Dataset entries
┌──

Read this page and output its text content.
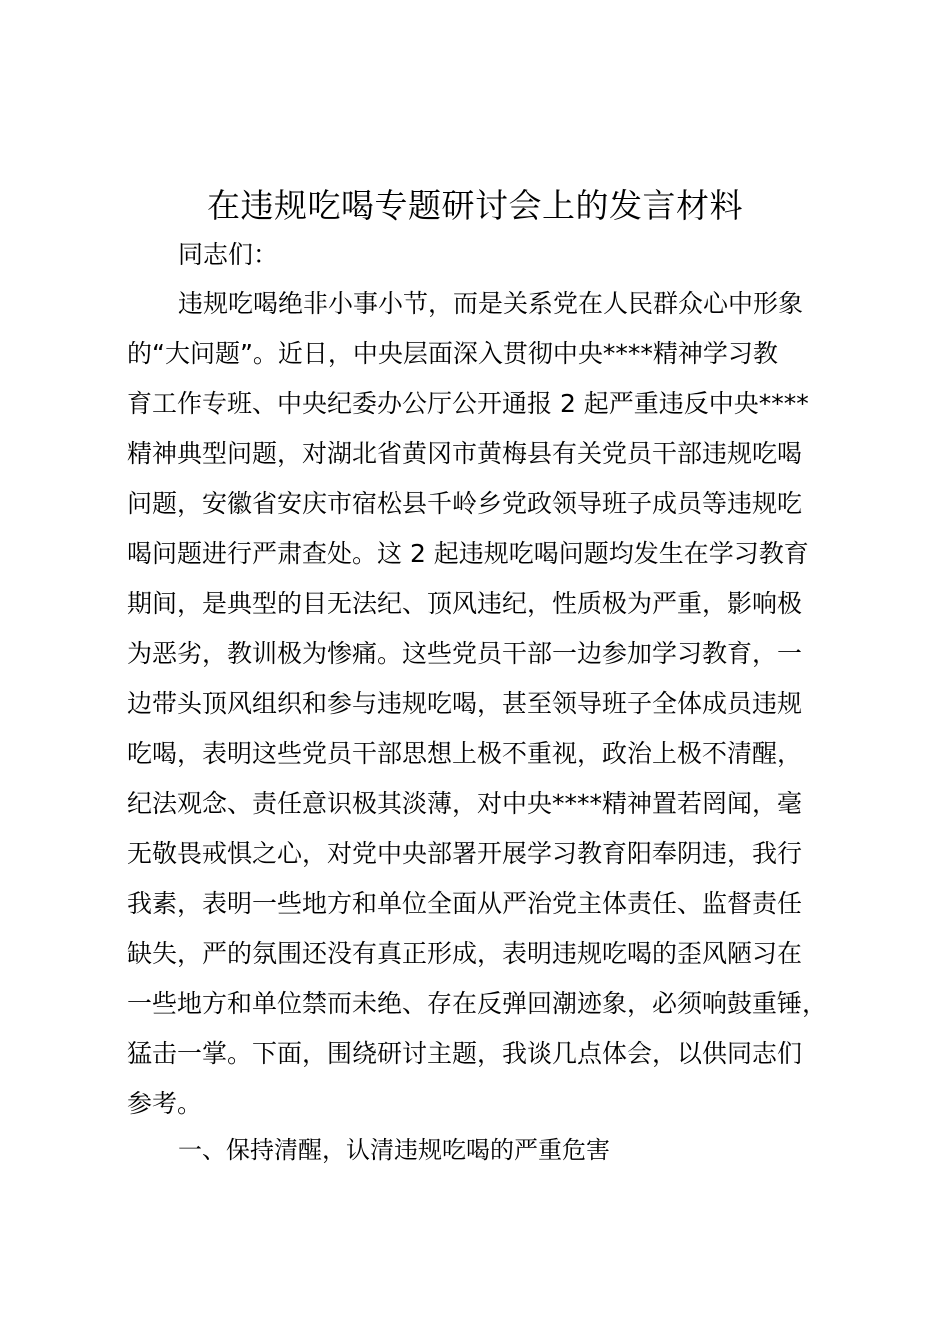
在违规吃喝专题研讨会上的发言材料
同志们：
违规吃喝绝非小事小节，而是关系党在人民群众心中形象
的“大问题”。近日，中央层面深入贯彻中央****精神学习教
育工作专班、中央纪委办公厅公开通报 2 起严重违反中央****
精神典型问题，对湖北省黄冈市黄梅县有关党员干部违规吃喝
问题，安徽省安庆市宿松县千岭乡党政领导班子成员等违规吃
喝问题进行严肃查处。这 2 起违规吃喝问题均发生在学习教育
期间，是典型的目无法纪、顶风违纪，性质极为严重，影响极
为恶劣，教训极为惨痛。这些党员干部一边参加学习教育，一
边带头顶风组织和参与违规吃喝，甚至领导班子全体成员违规
吃喝，表明这些党员干部思想上极不重视，政治上极不清醒，
纪法观念、责任意识极其淡薄，对中央****精神置若罔闻，毫
无敬畏戒惧之心，对党中央部署开展学习教育阳奉阴违，我行
我素，表明一些地方和单位全面从严治党主体责任、监督责任
缺失，严的氛围还没有真正形成，表明违规吃喝的歪风陋习在
一些地方和单位禁而未绝、存在反弹回潮迹象，必须响鼓重锤，
猛击一掌。下面，围绕研讨主题，我谈几点体会，以供同志们
参考。
一、保持清醒，认清违规吃喝的严重危害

└──

_JOB_: All records should be output exactly, with the pictures left out.

_RESPONSE_:
Read this page and output its text content.
在违规吃喝专题研讨会上的发言材料
同志们：
违规吃喝绝非小事小节，而是关系党在人民群众心中形象
的“大问题”。近日，中央层面深入贯彻中央****精神学习教
育工作专班、中央纪委办公厅公开通报 2 起严重违反中央****
精神典型问题，对湖北省黄冈市黄梅县有关党员干部违规吃喝
问题，安徽省安庆市宿松县千岭乡党政领导班子成员等违规吃
喝问题进行严肃查处。这 2 起违规吃喝问题均发生在学习教育
期间，是典型的目无法纪、顶风违纪，性质极为严重，影响极
为恶劣，教训极为惨痛。这些党员干部一边参加学习教育，一
边带头顶风组织和参与违规吃喝，甚至领导班子全体成员违规
吃喝，表明这些党员干部思想上极不重视，政治上极不清醒，
纪法观念、责任意识极其淡薄，对中央****精神置若罔闻，毫
无敬畏戒惧之心，对党中央部署开展学习教育阳奉阴违，我行
我素，表明一些地方和单位全面从严治党主体责任、监督责任
缺失，严的氛围还没有真正形成，表明违规吃喝的歪风陋习在
一些地方和单位禁而未绝、存在反弹回潮迹象，必须响鼓重锤，
猛击一掌。下面，围绕研讨主题，我谈几点体会，以供同志们
参考。
一、保持清醒，认清违规吃喝的严重危害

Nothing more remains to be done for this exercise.